───── Material provided ─────

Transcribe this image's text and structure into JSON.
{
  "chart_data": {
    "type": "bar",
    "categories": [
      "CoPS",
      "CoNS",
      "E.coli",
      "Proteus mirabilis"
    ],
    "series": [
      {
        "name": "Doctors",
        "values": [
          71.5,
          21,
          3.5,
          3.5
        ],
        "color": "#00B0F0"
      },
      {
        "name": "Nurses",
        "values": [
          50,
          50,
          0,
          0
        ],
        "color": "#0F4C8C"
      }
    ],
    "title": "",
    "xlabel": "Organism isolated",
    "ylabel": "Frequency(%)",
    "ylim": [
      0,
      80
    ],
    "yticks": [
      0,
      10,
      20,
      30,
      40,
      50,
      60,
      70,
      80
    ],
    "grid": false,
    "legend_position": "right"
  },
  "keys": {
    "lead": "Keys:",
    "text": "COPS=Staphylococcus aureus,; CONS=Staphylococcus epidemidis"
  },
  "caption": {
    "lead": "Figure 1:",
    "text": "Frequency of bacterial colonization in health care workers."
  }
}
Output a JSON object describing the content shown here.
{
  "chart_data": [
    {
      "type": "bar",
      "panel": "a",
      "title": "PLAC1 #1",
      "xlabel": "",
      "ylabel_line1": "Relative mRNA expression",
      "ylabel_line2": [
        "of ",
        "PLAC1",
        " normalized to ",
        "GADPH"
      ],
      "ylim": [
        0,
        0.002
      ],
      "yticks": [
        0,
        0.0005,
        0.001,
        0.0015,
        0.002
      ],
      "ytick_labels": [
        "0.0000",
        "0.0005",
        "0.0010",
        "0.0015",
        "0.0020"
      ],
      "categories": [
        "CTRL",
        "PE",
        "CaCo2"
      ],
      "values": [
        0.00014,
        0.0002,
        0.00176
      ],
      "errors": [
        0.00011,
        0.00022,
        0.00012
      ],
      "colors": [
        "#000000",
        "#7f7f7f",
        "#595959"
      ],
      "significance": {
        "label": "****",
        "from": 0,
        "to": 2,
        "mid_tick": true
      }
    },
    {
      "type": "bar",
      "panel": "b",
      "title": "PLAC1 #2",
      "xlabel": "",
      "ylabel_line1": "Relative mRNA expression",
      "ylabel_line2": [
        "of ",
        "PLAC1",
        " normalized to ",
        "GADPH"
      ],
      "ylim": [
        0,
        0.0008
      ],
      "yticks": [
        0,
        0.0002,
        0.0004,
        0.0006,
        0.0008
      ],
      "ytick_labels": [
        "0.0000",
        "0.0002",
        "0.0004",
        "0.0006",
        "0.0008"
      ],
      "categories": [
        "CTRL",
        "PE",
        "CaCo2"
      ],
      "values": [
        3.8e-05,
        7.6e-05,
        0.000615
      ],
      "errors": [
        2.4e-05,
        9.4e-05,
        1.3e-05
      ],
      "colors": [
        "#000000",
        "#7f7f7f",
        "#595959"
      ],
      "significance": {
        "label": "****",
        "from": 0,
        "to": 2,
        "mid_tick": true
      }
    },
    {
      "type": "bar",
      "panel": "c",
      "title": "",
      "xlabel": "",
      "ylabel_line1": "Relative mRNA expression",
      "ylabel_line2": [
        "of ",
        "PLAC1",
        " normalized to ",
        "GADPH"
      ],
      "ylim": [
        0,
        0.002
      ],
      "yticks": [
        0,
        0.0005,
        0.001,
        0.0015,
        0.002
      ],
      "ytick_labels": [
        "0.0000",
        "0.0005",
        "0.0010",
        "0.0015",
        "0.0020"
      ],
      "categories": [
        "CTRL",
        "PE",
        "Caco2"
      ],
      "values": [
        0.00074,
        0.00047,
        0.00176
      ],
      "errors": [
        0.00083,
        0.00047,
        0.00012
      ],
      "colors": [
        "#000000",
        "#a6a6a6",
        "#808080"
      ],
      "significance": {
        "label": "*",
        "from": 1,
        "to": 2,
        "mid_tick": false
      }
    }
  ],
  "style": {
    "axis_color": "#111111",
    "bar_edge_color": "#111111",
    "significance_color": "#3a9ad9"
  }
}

─────

Exercise brief: Restating all of the data exactly is the whole task.

Worked solution:
Transcribe this image's text and structure into JSON.
{
  "chart_data": {
    "type": "bar",
    "categories": [
      "CoPS",
      "CoNS",
      "E.coli",
      "Proteus mirabilis"
    ],
    "series": [
      {
        "name": "Doctors",
        "values": [
          71.5,
          21,
          3.5,
          3.5
        ],
        "color": "#00B0F0"
      },
      {
        "name": "Nurses",
        "values": [
          50,
          50,
          0,
          0
        ],
        "color": "#0F4C8C"
      }
    ],
    "title": "",
    "xlabel": "Organism isolated",
    "ylabel": "Frequency(%)",
    "ylim": [
      0,
      80
    ],
    "yticks": [
      0,
      10,
      20,
      30,
      40,
      50,
      60,
      70,
      80
    ],
    "grid": false,
    "legend_position": "right"
  },
  "keys": {
    "lead": "Keys:",
    "text": "COPS=Staphylococcus aureus,; CONS=Staphylococcus epidemidis"
  },
  "caption": {
    "lead": "Figure 1:",
    "text": "Frequency of bacterial colonization in health care workers."
  }
}
Output a JSON object describing the content shown here.
{
  "chart_data": [
    {
      "type": "bar",
      "panel": "a",
      "title": "PLAC1 #1",
      "xlabel": "",
      "ylabel_line1": "Relative mRNA expression",
      "ylabel_line2": [
        "of ",
        "PLAC1",
        " normalized to ",
        "GADPH"
      ],
      "ylim": [
        0,
        0.002
      ],
      "yticks": [
        0,
        0.0005,
        0.001,
        0.0015,
        0.002
      ],
      "ytick_labels": [
        "0.0000",
        "0.0005",
        "0.0010",
        "0.0015",
        "0.0020"
      ],
      "categories": [
        "CTRL",
        "PE",
        "CaCo2"
      ],
      "values": [
        0.00014,
        0.0002,
        0.00176
      ],
      "errors": [
        0.00011,
        0.00022,
        0.00012
      ],
      "colors": [
        "#000000",
        "#7f7f7f",
        "#595959"
      ],
      "significance": {
        "label": "****",
        "from": 0,
        "to": 2,
        "mid_tick": true
      }
    },
    {
      "type": "bar",
      "panel": "b",
      "title": "PLAC1 #2",
      "xlabel": "",
      "ylabel_line1": "Relative mRNA expression",
      "ylabel_line2": [
        "of ",
        "PLAC1",
        " normalized to ",
        "GADPH"
      ],
      "ylim": [
        0,
        0.0008
      ],
      "yticks": [
        0,
        0.0002,
        0.0004,
        0.0006,
        0.0008
      ],
      "ytick_labels": [
        "0.0000",
        "0.0002",
        "0.0004",
        "0.0006",
        "0.0008"
      ],
      "categories": [
        "CTRL",
        "PE",
        "CaCo2"
      ],
      "values": [
        3.8e-05,
        7.6e-05,
        0.000615
      ],
      "errors": [
        2.4e-05,
        9.4e-05,
        1.3e-05
      ],
      "colors": [
        "#000000",
        "#7f7f7f",
        "#595959"
      ],
      "significance": {
        "label": "****",
        "from": 0,
        "to": 2,
        "mid_tick": true
      }
    },
    {
      "type": "bar",
      "panel": "c",
      "title": "",
      "xlabel": "",
      "ylabel_line1": "Relative mRNA expression",
      "ylabel_line2": [
        "of ",
        "PLAC1",
        " normalized to ",
        "GADPH"
      ],
      "ylim": [
        0,
        0.002
      ],
      "yticks": [
        0,
        0.0005,
        0.001,
        0.0015,
        0.002
      ],
      "ytick_labels": [
        "0.0000",
        "0.0005",
        "0.0010",
        "0.0015",
        "0.0020"
      ],
      "categories": [
        "CTRL",
        "PE",
        "Caco2"
      ],
      "values": [
        0.00074,
        0.00047,
        0.00176
      ],
      "errors": [
        0.00083,
        0.00047,
        0.00012
      ],
      "colors": [
        "#000000",
        "#a6a6a6",
        "#808080"
      ],
      "significance": {
        "label": "*",
        "from": 1,
        "to": 2,
        "mid_tick": false
      }
    }
  ],
  "style": {
    "axis_color": "#111111",
    "bar_edge_color": "#111111",
    "significance_color": "#3a9ad9"
  }
}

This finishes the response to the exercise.